----- Entries supplied

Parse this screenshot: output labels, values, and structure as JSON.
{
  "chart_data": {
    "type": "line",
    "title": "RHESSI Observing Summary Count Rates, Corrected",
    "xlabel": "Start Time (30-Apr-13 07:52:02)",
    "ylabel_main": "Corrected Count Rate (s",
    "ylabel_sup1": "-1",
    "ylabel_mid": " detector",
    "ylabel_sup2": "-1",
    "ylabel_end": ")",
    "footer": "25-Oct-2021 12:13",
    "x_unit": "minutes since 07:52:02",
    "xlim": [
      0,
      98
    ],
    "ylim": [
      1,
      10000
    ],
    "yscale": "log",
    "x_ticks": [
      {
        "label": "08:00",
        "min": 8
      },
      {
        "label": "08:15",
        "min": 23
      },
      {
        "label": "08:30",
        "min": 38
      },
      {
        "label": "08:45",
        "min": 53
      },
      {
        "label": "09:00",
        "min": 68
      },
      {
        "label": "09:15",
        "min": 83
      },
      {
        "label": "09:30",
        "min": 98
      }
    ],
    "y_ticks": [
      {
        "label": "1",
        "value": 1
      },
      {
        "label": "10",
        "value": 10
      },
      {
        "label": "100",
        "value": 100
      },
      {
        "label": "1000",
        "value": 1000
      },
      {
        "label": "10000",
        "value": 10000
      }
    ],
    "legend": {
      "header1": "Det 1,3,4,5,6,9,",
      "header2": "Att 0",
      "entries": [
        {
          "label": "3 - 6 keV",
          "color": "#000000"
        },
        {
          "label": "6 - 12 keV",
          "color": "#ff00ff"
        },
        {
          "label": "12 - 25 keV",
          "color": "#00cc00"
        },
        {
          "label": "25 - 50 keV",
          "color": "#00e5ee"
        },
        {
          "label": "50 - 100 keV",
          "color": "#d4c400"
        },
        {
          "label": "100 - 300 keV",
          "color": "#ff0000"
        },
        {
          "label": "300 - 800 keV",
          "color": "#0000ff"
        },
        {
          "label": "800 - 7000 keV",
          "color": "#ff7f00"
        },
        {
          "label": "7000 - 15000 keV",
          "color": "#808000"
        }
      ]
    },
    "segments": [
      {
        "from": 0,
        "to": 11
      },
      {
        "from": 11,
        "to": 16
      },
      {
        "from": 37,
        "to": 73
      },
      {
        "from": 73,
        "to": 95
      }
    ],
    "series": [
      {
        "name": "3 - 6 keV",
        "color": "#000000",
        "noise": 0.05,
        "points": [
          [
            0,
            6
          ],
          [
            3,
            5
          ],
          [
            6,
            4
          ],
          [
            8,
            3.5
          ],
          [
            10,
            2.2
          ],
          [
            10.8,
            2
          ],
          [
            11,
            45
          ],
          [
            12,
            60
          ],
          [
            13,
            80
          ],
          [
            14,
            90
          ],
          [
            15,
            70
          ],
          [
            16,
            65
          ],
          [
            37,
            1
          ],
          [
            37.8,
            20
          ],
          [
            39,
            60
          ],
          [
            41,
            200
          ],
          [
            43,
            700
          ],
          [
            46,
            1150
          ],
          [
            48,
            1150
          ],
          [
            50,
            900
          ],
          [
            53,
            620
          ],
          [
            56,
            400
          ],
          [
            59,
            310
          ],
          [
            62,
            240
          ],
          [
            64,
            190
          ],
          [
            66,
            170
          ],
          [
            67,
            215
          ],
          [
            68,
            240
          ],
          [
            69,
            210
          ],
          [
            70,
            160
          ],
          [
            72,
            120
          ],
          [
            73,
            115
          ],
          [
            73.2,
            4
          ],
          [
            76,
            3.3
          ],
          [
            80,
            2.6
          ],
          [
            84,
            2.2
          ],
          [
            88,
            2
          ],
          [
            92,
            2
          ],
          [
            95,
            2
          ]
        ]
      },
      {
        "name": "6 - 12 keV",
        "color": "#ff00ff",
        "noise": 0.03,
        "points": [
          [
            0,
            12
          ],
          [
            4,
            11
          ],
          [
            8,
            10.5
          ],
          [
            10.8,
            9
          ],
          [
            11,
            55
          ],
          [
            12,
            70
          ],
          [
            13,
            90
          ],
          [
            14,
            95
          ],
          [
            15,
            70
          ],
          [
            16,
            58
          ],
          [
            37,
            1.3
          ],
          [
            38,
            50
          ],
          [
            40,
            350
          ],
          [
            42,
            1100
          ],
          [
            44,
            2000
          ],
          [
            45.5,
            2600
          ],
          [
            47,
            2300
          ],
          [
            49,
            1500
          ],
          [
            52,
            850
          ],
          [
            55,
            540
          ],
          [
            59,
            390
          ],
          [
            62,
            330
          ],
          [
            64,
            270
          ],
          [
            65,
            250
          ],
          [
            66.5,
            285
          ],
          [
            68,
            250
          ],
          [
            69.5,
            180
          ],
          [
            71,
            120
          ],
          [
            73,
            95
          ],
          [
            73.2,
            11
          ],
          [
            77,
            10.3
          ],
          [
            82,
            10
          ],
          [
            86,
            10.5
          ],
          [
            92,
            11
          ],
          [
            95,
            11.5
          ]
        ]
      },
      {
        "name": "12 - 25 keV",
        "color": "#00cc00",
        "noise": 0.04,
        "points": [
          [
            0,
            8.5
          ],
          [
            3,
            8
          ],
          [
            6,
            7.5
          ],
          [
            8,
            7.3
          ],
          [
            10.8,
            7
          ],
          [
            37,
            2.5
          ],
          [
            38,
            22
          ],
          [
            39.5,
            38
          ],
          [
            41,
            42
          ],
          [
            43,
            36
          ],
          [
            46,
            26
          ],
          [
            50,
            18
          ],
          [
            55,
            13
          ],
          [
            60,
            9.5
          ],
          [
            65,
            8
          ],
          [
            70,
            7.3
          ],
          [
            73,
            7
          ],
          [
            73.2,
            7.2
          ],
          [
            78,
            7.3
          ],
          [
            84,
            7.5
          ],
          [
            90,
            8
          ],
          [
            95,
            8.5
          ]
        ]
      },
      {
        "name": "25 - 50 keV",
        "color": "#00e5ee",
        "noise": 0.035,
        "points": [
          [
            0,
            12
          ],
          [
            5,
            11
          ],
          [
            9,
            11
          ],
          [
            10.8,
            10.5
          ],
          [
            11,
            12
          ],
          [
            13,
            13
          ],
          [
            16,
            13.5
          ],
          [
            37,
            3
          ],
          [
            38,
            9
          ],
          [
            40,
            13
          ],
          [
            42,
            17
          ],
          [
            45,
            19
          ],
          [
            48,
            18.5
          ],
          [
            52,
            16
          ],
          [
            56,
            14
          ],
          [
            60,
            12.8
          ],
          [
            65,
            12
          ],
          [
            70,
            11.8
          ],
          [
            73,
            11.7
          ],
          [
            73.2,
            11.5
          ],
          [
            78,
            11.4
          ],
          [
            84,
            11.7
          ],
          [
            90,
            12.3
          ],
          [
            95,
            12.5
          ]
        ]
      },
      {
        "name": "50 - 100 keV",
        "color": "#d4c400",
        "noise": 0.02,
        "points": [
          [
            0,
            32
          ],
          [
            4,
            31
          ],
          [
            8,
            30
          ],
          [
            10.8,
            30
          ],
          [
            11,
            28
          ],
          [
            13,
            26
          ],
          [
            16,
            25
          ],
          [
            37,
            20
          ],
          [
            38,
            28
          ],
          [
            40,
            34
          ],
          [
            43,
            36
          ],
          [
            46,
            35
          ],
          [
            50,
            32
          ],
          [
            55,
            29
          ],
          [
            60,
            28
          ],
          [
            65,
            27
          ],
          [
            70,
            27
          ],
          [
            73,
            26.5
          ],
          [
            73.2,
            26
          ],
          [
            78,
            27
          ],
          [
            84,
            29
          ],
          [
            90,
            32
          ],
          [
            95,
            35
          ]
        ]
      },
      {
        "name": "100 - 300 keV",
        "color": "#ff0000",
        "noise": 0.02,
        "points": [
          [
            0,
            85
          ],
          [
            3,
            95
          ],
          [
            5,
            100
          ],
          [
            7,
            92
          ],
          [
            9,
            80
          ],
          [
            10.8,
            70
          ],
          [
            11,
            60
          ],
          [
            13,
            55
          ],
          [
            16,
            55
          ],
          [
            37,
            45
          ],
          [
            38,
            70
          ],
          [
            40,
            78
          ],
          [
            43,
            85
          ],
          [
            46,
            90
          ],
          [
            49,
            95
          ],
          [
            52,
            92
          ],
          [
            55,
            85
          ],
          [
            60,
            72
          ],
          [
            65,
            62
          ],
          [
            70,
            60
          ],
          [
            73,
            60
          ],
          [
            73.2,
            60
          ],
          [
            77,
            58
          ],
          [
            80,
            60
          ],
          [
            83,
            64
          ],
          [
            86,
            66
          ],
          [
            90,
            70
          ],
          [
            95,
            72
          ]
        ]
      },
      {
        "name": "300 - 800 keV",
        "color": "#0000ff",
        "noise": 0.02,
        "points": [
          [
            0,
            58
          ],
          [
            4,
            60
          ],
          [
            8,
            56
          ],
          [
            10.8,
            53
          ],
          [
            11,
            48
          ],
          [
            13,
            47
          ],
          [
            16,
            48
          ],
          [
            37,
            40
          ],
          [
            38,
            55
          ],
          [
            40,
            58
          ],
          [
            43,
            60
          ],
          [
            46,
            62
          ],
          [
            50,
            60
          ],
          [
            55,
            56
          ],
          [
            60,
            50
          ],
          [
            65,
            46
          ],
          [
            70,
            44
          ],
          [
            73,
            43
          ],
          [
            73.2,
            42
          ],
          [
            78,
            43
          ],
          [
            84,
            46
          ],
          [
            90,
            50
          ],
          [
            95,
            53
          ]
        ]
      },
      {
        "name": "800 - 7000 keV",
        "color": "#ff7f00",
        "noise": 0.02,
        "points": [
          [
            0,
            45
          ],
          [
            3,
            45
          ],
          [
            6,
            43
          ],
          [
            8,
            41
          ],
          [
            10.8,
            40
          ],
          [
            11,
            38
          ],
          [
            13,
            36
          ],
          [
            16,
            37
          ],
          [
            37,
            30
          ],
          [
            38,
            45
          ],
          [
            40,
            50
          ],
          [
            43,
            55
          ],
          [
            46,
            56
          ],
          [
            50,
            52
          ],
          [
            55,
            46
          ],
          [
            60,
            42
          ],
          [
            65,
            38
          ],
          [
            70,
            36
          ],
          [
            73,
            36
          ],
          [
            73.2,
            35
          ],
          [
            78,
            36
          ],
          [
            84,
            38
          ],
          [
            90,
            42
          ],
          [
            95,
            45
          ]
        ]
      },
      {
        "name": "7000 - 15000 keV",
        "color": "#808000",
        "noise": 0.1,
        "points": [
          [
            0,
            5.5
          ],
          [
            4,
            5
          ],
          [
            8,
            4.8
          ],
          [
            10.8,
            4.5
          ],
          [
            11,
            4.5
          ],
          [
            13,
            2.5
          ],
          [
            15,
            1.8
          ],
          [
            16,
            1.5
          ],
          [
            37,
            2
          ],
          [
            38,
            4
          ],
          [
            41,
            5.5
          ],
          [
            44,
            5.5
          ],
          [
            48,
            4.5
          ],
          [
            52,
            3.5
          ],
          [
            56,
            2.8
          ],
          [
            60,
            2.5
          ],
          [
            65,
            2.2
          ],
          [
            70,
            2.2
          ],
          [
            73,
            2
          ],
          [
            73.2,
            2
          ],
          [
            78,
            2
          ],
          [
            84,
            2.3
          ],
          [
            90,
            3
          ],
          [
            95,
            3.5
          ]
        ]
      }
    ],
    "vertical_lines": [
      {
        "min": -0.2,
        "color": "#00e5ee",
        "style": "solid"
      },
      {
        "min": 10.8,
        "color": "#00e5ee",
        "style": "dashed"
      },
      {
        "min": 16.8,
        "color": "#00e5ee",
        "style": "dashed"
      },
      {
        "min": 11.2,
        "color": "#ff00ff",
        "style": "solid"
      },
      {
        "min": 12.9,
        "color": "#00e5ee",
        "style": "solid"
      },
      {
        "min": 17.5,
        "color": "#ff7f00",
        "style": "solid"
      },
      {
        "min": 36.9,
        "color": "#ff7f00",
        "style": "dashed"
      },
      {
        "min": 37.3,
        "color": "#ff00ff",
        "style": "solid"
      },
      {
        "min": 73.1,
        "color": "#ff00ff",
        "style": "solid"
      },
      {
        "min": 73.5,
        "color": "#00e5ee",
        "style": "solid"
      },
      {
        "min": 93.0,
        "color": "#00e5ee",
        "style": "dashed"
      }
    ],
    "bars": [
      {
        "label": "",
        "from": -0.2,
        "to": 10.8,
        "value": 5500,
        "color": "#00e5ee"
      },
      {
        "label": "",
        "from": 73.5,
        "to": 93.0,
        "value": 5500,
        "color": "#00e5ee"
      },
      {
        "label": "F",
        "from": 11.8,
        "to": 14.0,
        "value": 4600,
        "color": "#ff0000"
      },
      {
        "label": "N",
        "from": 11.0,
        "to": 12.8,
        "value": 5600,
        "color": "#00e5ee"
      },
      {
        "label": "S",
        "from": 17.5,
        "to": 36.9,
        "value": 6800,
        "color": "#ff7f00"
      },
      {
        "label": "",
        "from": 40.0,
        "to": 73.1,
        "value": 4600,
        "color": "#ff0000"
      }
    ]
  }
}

----------

(Work to do)
The word "Count" may appear on some lines. Report how many lines hold it, giving the number alone.

(Exercise solution)
2